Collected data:
══════════

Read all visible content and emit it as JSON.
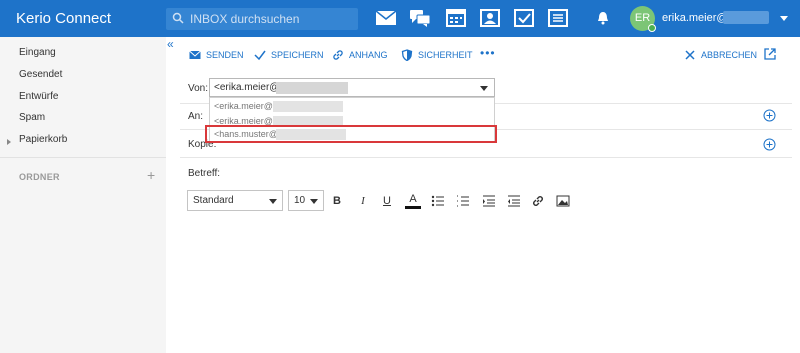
{
  "app": {
    "title": "Kerio Connect"
  },
  "search": {
    "placeholder": "INBOX durchsuchen"
  },
  "header": {
    "user_name": "erika.meier@",
    "avatar_initials": "ER",
    "apps": [
      "mail-icon",
      "chat-icon",
      "calendar-icon",
      "contacts-icon",
      "tasks-icon",
      "notes-icon"
    ],
    "accent_color": "#1e73c9"
  },
  "sidebar": {
    "items": [
      {
        "label": "Eingang"
      },
      {
        "label": "Gesendet"
      },
      {
        "label": "Entwürfe"
      },
      {
        "label": "Spam"
      },
      {
        "label": "Papierkorb"
      }
    ],
    "folders_label": "ORDNER"
  },
  "toolbar": {
    "send_label": "SENDEN",
    "save_label": "SPEICHERN",
    "attach_label": "ANHANG",
    "security_label": "SICHERHEIT",
    "more_label": "•••",
    "cancel_label": "ABBRECHEN"
  },
  "compose": {
    "from_label": "Von:",
    "from_value": "<erika.meier@",
    "to_label": "An:",
    "cc_label": "Kopie:",
    "subject_label": "Betreff:",
    "from_options": [
      "<erika.meier@",
      "<erika.meier@",
      "<hans.muster@"
    ],
    "highlight_color": "#d9383a"
  },
  "editor": {
    "font": "Standard",
    "size": "10",
    "bold": "B",
    "italic": "I",
    "underline": "U",
    "font_color": "A"
  }
}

══════════

# PROBLEM TO WORK ON
Copy the records above exactly, leaving out every picture.

# ANSWER TO THE PROBLEM
Read all visible content and emit it as JSON.
{
  "app": {
    "title": "Kerio Connect"
  },
  "search": {
    "placeholder": "INBOX durchsuchen"
  },
  "header": {
    "user_name": "erika.meier@",
    "avatar_initials": "ER",
    "apps": [
      "mail-icon",
      "chat-icon",
      "calendar-icon",
      "contacts-icon",
      "tasks-icon",
      "notes-icon"
    ],
    "accent_color": "#1e73c9"
  },
  "sidebar": {
    "items": [
      {
        "label": "Eingang"
      },
      {
        "label": "Gesendet"
      },
      {
        "label": "Entwürfe"
      },
      {
        "label": "Spam"
      },
      {
        "label": "Papierkorb"
      }
    ],
    "folders_label": "ORDNER"
  },
  "toolbar": {
    "send_label": "SENDEN",
    "save_label": "SPEICHERN",
    "attach_label": "ANHANG",
    "security_label": "SICHERHEIT",
    "more_label": "•••",
    "cancel_label": "ABBRECHEN"
  },
  "compose": {
    "from_label": "Von:",
    "from_value": "<erika.meier@",
    "to_label": "An:",
    "cc_label": "Kopie:",
    "subject_label": "Betreff:",
    "from_options": [
      "<erika.meier@",
      "<erika.meier@",
      "<hans.muster@"
    ],
    "highlight_color": "#d9383a"
  },
  "editor": {
    "font": "Standard",
    "size": "10",
    "bold": "B",
    "italic": "I",
    "underline": "U",
    "font_color": "A"
  }
}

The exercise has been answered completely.